* [SET PROBLEM] Show every line in the entries below where the word "Microsoft" appears.

* [DATASET ROWS]
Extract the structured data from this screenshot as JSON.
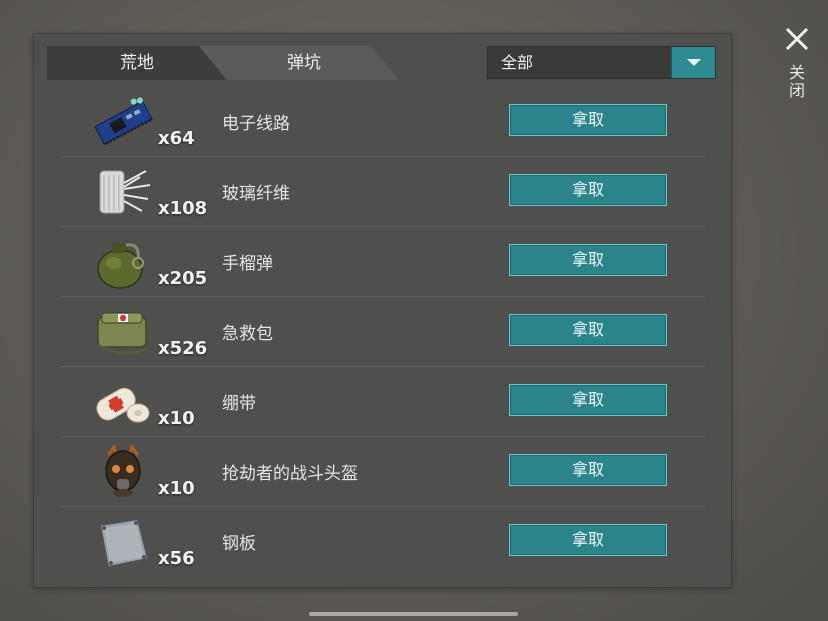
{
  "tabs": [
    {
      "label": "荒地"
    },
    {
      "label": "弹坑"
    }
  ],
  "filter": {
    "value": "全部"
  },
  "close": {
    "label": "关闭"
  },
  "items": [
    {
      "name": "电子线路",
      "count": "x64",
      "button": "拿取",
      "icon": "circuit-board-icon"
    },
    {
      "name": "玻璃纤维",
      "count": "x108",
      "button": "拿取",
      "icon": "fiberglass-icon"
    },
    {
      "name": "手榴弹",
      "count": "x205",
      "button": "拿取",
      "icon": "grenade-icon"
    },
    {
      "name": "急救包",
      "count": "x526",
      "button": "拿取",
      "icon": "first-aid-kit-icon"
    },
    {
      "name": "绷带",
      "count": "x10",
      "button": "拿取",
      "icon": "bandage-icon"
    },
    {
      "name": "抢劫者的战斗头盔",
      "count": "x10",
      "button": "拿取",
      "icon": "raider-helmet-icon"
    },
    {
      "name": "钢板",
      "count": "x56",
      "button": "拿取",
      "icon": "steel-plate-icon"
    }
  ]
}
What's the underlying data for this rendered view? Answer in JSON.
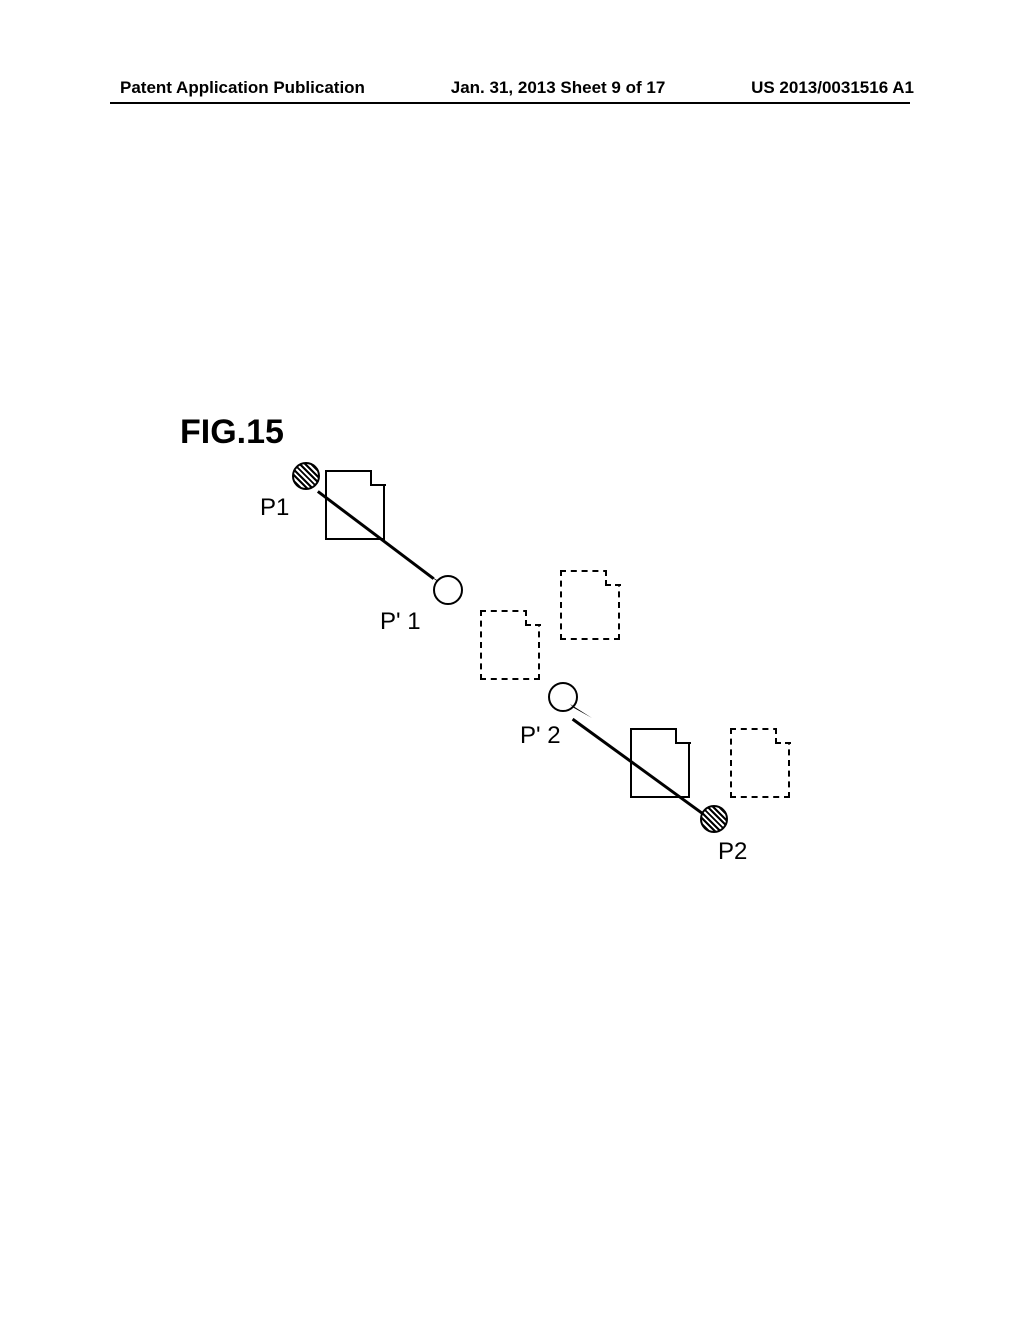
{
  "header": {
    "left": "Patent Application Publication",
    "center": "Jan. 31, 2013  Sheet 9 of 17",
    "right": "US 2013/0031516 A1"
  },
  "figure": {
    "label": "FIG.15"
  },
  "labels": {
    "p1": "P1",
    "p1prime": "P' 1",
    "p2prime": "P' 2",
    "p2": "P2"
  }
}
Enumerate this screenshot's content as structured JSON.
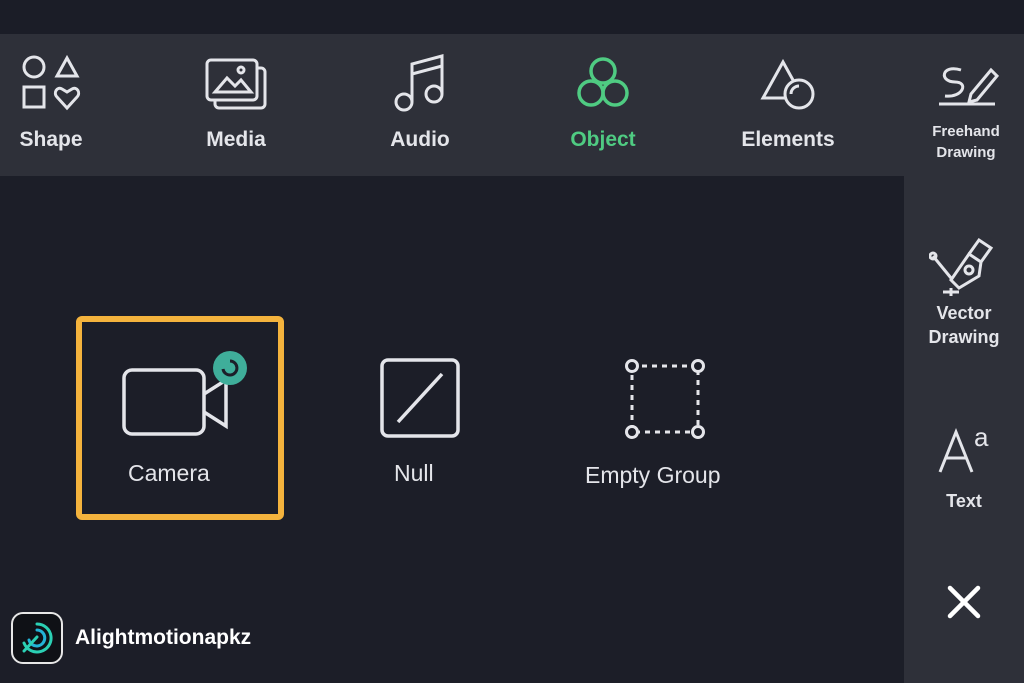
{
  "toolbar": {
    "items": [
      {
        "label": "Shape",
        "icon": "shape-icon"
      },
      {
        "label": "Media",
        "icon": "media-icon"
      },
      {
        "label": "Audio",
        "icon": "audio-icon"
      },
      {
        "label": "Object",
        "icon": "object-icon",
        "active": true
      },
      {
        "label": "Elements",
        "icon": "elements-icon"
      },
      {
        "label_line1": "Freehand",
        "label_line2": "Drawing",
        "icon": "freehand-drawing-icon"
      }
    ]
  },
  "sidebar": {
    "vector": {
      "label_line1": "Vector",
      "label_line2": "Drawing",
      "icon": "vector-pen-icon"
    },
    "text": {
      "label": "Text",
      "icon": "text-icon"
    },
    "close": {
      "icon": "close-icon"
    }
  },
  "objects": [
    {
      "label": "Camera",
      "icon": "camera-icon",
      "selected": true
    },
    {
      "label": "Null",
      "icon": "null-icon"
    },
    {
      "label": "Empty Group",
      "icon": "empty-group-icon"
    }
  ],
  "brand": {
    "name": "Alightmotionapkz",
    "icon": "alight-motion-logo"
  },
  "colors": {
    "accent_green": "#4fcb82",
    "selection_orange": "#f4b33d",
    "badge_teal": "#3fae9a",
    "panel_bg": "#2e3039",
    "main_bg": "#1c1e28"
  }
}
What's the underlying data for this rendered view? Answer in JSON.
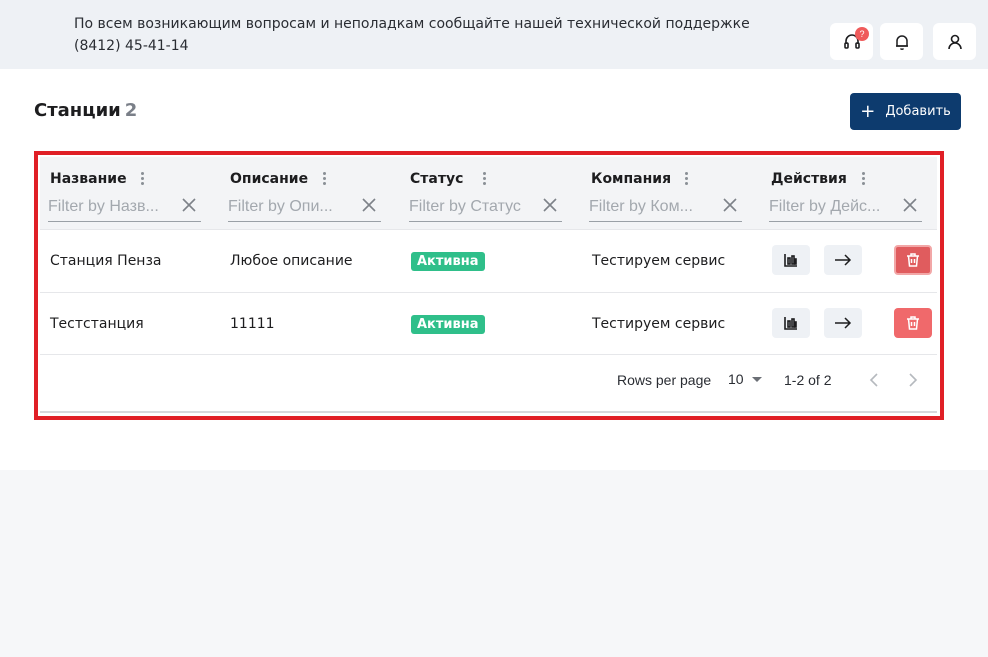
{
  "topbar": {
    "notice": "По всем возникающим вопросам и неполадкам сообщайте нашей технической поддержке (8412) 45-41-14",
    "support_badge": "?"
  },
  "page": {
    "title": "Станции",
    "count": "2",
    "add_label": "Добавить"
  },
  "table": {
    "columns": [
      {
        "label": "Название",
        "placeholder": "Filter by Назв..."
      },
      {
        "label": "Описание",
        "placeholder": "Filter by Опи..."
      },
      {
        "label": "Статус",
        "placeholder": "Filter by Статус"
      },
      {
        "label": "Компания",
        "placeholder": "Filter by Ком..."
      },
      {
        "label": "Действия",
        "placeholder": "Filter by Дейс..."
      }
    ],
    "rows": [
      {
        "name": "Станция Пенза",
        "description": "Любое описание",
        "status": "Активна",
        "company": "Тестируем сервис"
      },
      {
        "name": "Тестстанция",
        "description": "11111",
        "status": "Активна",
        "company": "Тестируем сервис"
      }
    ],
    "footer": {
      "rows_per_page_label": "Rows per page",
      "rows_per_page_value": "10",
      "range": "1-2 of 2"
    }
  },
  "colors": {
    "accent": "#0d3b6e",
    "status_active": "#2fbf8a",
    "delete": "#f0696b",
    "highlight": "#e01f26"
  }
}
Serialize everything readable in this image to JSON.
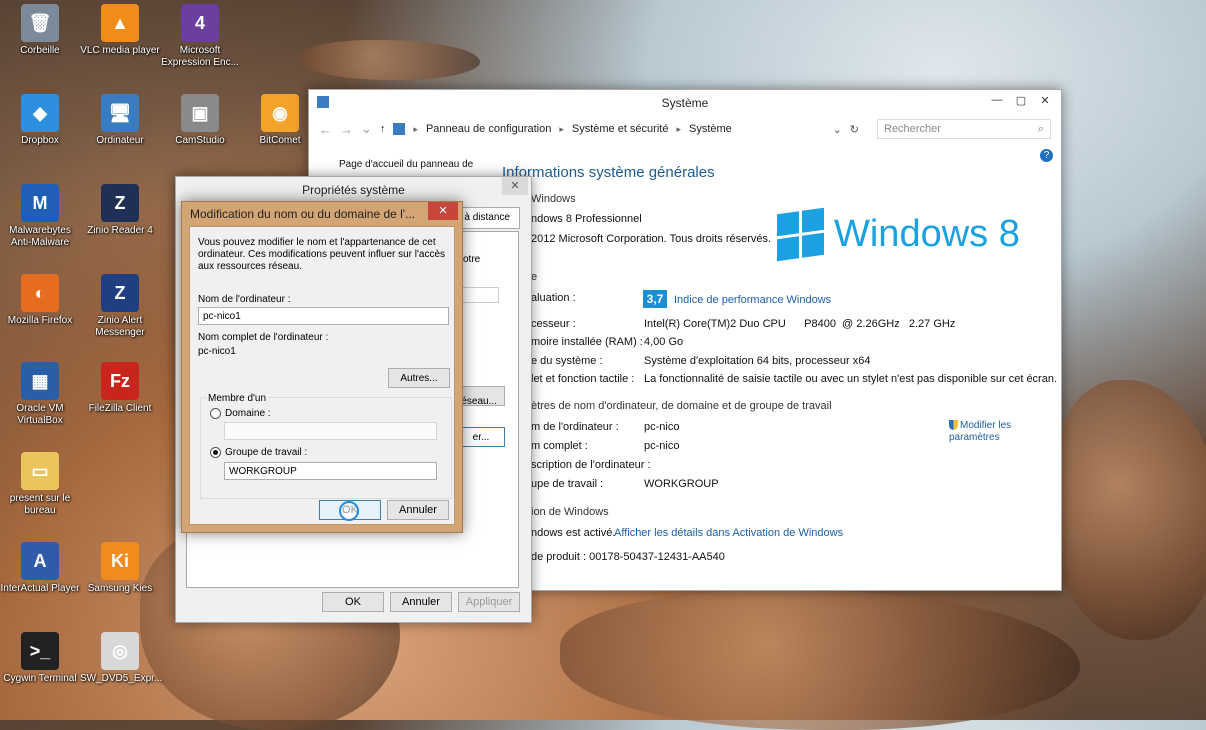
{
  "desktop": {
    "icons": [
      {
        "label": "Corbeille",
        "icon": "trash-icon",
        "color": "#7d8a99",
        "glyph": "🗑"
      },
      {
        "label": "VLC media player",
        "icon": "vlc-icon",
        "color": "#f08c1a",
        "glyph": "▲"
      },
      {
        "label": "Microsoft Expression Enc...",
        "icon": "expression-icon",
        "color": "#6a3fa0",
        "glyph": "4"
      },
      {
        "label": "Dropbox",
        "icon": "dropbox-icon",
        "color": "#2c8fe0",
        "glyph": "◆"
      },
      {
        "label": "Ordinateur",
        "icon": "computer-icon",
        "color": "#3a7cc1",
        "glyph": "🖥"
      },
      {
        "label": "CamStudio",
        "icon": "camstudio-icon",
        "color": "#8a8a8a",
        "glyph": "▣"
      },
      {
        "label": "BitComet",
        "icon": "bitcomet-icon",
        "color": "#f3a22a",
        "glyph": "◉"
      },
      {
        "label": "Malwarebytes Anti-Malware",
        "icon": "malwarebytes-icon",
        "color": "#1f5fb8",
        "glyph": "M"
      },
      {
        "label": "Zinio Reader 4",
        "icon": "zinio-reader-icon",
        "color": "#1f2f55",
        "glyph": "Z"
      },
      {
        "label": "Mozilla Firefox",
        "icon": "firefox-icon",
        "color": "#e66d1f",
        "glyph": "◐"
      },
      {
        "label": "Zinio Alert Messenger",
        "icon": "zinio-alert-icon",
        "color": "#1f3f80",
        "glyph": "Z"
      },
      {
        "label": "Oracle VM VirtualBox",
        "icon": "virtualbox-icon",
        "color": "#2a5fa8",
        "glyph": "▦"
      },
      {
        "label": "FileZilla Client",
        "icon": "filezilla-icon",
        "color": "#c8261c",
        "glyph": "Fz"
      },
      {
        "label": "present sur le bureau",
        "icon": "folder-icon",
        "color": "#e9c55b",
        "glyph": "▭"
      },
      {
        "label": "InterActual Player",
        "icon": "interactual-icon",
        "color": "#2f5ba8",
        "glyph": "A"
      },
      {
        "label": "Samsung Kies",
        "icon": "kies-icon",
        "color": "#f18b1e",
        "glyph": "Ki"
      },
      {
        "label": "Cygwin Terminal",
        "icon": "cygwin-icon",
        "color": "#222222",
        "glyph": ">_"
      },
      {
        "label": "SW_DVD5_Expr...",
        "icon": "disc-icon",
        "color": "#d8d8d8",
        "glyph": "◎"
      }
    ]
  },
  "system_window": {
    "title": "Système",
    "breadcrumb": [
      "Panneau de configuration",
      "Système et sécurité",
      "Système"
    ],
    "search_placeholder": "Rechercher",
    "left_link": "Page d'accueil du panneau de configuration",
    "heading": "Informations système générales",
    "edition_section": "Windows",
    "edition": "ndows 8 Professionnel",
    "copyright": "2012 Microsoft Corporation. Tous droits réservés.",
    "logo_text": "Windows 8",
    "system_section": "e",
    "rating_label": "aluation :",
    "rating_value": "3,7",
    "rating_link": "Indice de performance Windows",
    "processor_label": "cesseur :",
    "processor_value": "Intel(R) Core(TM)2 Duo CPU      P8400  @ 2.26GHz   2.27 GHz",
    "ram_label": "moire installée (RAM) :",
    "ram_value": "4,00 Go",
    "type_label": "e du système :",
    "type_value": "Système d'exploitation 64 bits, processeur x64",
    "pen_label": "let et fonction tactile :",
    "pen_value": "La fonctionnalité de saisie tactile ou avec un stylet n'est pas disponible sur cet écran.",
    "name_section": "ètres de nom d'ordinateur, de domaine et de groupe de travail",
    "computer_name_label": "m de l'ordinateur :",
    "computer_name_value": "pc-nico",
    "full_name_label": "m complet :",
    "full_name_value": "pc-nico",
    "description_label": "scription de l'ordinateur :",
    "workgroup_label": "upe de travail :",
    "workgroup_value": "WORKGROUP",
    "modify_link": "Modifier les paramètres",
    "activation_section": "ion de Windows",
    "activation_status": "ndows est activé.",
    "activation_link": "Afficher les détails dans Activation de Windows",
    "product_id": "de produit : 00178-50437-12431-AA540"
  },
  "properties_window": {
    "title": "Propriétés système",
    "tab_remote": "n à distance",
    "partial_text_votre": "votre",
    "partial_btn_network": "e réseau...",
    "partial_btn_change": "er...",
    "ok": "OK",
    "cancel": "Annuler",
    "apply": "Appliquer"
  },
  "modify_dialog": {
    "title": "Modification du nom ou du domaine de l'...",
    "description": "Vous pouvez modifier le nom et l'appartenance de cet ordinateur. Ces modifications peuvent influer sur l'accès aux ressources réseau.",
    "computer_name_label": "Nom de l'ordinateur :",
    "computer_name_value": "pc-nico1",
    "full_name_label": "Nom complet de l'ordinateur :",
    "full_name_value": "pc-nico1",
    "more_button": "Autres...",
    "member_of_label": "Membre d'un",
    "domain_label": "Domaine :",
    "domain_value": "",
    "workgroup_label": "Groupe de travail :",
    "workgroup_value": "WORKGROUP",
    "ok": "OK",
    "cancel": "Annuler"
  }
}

* [CORRECT ANSWER]
        "label": "Microsoft Expression Enc...",
    "copyright": "2012 Microsoft Corporation. Tous droits réservés.",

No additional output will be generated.